Start Data extract
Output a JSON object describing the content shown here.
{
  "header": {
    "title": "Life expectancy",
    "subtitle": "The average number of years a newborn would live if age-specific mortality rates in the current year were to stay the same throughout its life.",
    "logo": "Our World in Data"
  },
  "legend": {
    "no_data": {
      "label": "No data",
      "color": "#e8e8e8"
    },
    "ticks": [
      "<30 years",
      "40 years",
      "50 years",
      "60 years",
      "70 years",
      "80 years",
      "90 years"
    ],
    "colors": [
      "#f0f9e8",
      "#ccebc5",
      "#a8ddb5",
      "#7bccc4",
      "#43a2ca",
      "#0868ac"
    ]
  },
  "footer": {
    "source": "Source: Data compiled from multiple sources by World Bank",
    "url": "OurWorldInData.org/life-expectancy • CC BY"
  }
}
End Data extract
Start Data extract
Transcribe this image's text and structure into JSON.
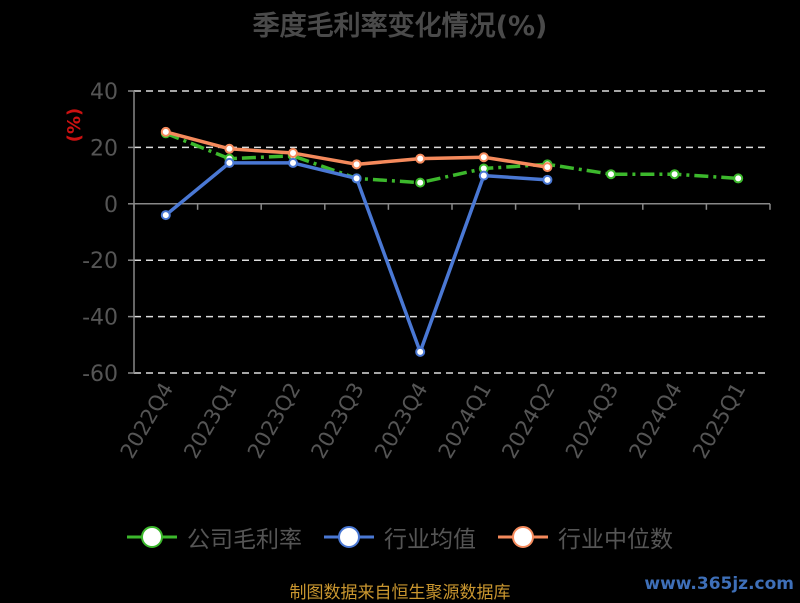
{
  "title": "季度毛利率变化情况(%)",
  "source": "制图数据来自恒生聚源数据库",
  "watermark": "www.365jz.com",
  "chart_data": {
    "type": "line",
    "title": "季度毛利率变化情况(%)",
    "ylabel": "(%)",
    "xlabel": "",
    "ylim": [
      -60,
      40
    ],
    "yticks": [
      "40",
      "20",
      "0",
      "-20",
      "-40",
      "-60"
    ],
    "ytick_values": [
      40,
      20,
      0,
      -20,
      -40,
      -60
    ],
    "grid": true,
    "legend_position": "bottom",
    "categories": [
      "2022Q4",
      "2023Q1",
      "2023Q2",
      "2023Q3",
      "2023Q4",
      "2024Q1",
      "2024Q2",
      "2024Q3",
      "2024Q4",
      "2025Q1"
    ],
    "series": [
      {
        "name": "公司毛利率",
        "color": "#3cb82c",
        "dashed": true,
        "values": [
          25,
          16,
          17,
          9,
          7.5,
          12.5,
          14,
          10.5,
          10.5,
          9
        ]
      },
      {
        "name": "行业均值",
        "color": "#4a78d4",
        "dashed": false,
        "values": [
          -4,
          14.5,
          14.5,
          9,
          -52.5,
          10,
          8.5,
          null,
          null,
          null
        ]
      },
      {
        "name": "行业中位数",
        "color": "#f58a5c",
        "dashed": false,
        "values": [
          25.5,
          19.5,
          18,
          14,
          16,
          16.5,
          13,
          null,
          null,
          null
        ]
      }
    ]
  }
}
End Data extract
= What to do =
Gather each line of the records holding the string "JSON".

= Result for this exercise =
Output a JSON object describing the content shown here.
Transcribe this image's text and structure into JSON.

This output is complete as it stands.